All records are to be retyped faithfully and completely.

··· Provided data ···

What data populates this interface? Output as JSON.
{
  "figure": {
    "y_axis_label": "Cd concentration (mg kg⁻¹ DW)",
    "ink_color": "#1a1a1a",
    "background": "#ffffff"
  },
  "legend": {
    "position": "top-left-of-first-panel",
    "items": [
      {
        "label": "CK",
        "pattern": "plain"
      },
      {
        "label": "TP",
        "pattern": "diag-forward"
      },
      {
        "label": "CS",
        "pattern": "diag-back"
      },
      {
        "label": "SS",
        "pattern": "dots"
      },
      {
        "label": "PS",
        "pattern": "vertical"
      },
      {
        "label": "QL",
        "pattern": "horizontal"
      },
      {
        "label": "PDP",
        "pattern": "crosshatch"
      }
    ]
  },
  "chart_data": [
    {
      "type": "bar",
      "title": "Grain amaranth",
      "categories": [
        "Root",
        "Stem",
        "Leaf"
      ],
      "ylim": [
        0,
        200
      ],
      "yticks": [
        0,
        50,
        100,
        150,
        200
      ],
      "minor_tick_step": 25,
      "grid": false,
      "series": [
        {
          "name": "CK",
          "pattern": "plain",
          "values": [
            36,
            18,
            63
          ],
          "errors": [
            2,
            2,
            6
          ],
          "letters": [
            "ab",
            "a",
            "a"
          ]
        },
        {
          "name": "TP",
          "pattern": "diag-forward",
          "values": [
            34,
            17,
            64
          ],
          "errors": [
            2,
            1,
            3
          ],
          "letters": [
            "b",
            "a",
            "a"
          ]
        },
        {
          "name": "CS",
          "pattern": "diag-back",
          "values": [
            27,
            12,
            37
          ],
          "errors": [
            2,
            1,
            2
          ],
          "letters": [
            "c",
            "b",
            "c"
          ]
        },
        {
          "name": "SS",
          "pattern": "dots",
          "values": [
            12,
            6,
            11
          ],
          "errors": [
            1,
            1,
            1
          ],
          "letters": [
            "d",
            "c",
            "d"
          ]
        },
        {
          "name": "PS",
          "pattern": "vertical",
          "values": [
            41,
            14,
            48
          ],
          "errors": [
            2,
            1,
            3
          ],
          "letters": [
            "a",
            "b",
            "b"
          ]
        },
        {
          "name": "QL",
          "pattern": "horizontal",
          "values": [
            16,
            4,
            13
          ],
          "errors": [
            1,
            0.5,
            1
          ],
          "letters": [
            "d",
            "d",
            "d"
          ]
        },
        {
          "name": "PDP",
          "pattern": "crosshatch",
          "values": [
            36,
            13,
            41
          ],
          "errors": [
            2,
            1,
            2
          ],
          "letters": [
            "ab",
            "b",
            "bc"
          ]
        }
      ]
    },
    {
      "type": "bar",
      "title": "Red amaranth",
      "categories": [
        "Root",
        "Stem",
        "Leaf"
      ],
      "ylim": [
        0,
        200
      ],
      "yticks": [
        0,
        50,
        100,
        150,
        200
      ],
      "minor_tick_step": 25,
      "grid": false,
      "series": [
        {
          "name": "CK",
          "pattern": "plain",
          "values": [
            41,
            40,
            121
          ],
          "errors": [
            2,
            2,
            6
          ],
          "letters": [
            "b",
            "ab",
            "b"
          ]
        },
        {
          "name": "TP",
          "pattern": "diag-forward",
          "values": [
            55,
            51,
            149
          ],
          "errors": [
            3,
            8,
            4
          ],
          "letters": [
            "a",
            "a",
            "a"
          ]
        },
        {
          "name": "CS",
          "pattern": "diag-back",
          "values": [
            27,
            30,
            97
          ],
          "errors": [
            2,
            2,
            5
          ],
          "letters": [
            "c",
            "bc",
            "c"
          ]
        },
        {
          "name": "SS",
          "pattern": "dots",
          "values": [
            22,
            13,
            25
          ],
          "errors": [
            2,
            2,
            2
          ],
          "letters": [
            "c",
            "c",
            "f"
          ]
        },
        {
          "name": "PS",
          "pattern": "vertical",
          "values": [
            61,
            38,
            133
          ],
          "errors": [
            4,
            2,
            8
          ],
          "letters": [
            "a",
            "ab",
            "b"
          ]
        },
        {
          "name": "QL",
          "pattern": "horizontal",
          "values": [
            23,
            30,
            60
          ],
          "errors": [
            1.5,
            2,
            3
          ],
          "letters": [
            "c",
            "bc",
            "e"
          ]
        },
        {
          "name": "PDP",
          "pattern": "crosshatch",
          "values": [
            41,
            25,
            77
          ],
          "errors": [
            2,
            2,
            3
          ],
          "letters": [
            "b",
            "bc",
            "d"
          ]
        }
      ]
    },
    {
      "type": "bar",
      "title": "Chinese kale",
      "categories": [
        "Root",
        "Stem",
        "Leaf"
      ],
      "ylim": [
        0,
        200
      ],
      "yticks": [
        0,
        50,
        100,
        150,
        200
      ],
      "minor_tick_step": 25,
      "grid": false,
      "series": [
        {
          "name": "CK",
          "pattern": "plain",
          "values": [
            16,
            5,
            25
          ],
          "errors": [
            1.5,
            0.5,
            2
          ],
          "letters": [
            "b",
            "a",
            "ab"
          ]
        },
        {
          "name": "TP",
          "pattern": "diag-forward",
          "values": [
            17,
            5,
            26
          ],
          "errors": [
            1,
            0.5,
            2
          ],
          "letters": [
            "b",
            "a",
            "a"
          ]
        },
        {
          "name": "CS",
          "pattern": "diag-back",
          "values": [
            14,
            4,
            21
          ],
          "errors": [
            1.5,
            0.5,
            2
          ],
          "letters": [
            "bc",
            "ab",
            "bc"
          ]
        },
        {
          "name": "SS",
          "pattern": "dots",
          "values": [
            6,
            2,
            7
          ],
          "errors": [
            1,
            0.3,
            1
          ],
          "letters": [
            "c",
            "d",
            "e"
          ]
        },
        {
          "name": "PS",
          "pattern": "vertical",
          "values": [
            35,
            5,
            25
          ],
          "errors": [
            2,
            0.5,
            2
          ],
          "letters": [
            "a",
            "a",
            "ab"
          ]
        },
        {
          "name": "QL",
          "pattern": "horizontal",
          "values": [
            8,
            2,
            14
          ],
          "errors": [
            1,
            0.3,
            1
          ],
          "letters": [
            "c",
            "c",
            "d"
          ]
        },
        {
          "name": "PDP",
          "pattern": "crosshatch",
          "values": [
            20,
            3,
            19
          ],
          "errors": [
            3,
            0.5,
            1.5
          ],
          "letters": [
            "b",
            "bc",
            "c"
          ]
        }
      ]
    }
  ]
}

···

> **In response**:
What data populates this interface? Output as JSON.
{
  "figure": {
    "y_axis_label": "Cd concentration (mg kg⁻¹ DW)",
    "ink_color": "#1a1a1a",
    "background": "#ffffff"
  },
  "legend": {
    "position": "top-left-of-first-panel",
    "items": [
      {
        "label": "CK",
        "pattern": "plain"
      },
      {
        "label": "TP",
        "pattern": "diag-forward"
      },
      {
        "label": "CS",
        "pattern": "diag-back"
      },
      {
        "label": "SS",
        "pattern": "dots"
      },
      {
        "label": "PS",
        "pattern": "vertical"
      },
      {
        "label": "QL",
        "pattern": "horizontal"
      },
      {
        "label": "PDP",
        "pattern": "crosshatch"
      }
    ]
  },
  "chart_data": [
    {
      "type": "bar",
      "title": "Grain amaranth",
      "categories": [
        "Root",
        "Stem",
        "Leaf"
      ],
      "ylim": [
        0,
        200
      ],
      "yticks": [
        0,
        50,
        100,
        150,
        200
      ],
      "minor_tick_step": 25,
      "grid": false,
      "series": [
        {
          "name": "CK",
          "pattern": "plain",
          "values": [
            36,
            18,
            63
          ],
          "errors": [
            2,
            2,
            6
          ],
          "letters": [
            "ab",
            "a",
            "a"
          ]
        },
        {
          "name": "TP",
          "pattern": "diag-forward",
          "values": [
            34,
            17,
            64
          ],
          "errors": [
            2,
            1,
            3
          ],
          "letters": [
            "b",
            "a",
            "a"
          ]
        },
        {
          "name": "CS",
          "pattern": "diag-back",
          "values": [
            27,
            12,
            37
          ],
          "errors": [
            2,
            1,
            2
          ],
          "letters": [
            "c",
            "b",
            "c"
          ]
        },
        {
          "name": "SS",
          "pattern": "dots",
          "values": [
            12,
            6,
            11
          ],
          "errors": [
            1,
            1,
            1
          ],
          "letters": [
            "d",
            "c",
            "d"
          ]
        },
        {
          "name": "PS",
          "pattern": "vertical",
          "values": [
            41,
            14,
            48
          ],
          "errors": [
            2,
            1,
            3
          ],
          "letters": [
            "a",
            "b",
            "b"
          ]
        },
        {
          "name": "QL",
          "pattern": "horizontal",
          "values": [
            16,
            4,
            13
          ],
          "errors": [
            1,
            0.5,
            1
          ],
          "letters": [
            "d",
            "d",
            "d"
          ]
        },
        {
          "name": "PDP",
          "pattern": "crosshatch",
          "values": [
            36,
            13,
            41
          ],
          "errors": [
            2,
            1,
            2
          ],
          "letters": [
            "ab",
            "b",
            "bc"
          ]
        }
      ]
    },
    {
      "type": "bar",
      "title": "Red amaranth",
      "categories": [
        "Root",
        "Stem",
        "Leaf"
      ],
      "ylim": [
        0,
        200
      ],
      "yticks": [
        0,
        50,
        100,
        150,
        200
      ],
      "minor_tick_step": 25,
      "grid": false,
      "series": [
        {
          "name": "CK",
          "pattern": "plain",
          "values": [
            41,
            40,
            121
          ],
          "errors": [
            2,
            2,
            6
          ],
          "letters": [
            "b",
            "ab",
            "b"
          ]
        },
        {
          "name": "TP",
          "pattern": "diag-forward",
          "values": [
            55,
            51,
            149
          ],
          "errors": [
            3,
            8,
            4
          ],
          "letters": [
            "a",
            "a",
            "a"
          ]
        },
        {
          "name": "CS",
          "pattern": "diag-back",
          "values": [
            27,
            30,
            97
          ],
          "errors": [
            2,
            2,
            5
          ],
          "letters": [
            "c",
            "bc",
            "c"
          ]
        },
        {
          "name": "SS",
          "pattern": "dots",
          "values": [
            22,
            13,
            25
          ],
          "errors": [
            2,
            2,
            2
          ],
          "letters": [
            "c",
            "c",
            "f"
          ]
        },
        {
          "name": "PS",
          "pattern": "vertical",
          "values": [
            61,
            38,
            133
          ],
          "errors": [
            4,
            2,
            8
          ],
          "letters": [
            "a",
            "ab",
            "b"
          ]
        },
        {
          "name": "QL",
          "pattern": "horizontal",
          "values": [
            23,
            30,
            60
          ],
          "errors": [
            1.5,
            2,
            3
          ],
          "letters": [
            "c",
            "bc",
            "e"
          ]
        },
        {
          "name": "PDP",
          "pattern": "crosshatch",
          "values": [
            41,
            25,
            77
          ],
          "errors": [
            2,
            2,
            3
          ],
          "letters": [
            "b",
            "bc",
            "d"
          ]
        }
      ]
    },
    {
      "type": "bar",
      "title": "Chinese kale",
      "categories": [
        "Root",
        "Stem",
        "Leaf"
      ],
      "ylim": [
        0,
        200
      ],
      "yticks": [
        0,
        50,
        100,
        150,
        200
      ],
      "minor_tick_step": 25,
      "grid": false,
      "series": [
        {
          "name": "CK",
          "pattern": "plain",
          "values": [
            16,
            5,
            25
          ],
          "errors": [
            1.5,
            0.5,
            2
          ],
          "letters": [
            "b",
            "a",
            "ab"
          ]
        },
        {
          "name": "TP",
          "pattern": "diag-forward",
          "values": [
            17,
            5,
            26
          ],
          "errors": [
            1,
            0.5,
            2
          ],
          "letters": [
            "b",
            "a",
            "a"
          ]
        },
        {
          "name": "CS",
          "pattern": "diag-back",
          "values": [
            14,
            4,
            21
          ],
          "errors": [
            1.5,
            0.5,
            2
          ],
          "letters": [
            "bc",
            "ab",
            "bc"
          ]
        },
        {
          "name": "SS",
          "pattern": "dots",
          "values": [
            6,
            2,
            7
          ],
          "errors": [
            1,
            0.3,
            1
          ],
          "letters": [
            "c",
            "d",
            "e"
          ]
        },
        {
          "name": "PS",
          "pattern": "vertical",
          "values": [
            35,
            5,
            25
          ],
          "errors": [
            2,
            0.5,
            2
          ],
          "letters": [
            "a",
            "a",
            "ab"
          ]
        },
        {
          "name": "QL",
          "pattern": "horizontal",
          "values": [
            8,
            2,
            14
          ],
          "errors": [
            1,
            0.3,
            1
          ],
          "letters": [
            "c",
            "c",
            "d"
          ]
        },
        {
          "name": "PDP",
          "pattern": "crosshatch",
          "values": [
            20,
            3,
            19
          ],
          "errors": [
            3,
            0.5,
            1.5
          ],
          "letters": [
            "b",
            "bc",
            "c"
          ]
        }
      ]
    }
  ]
}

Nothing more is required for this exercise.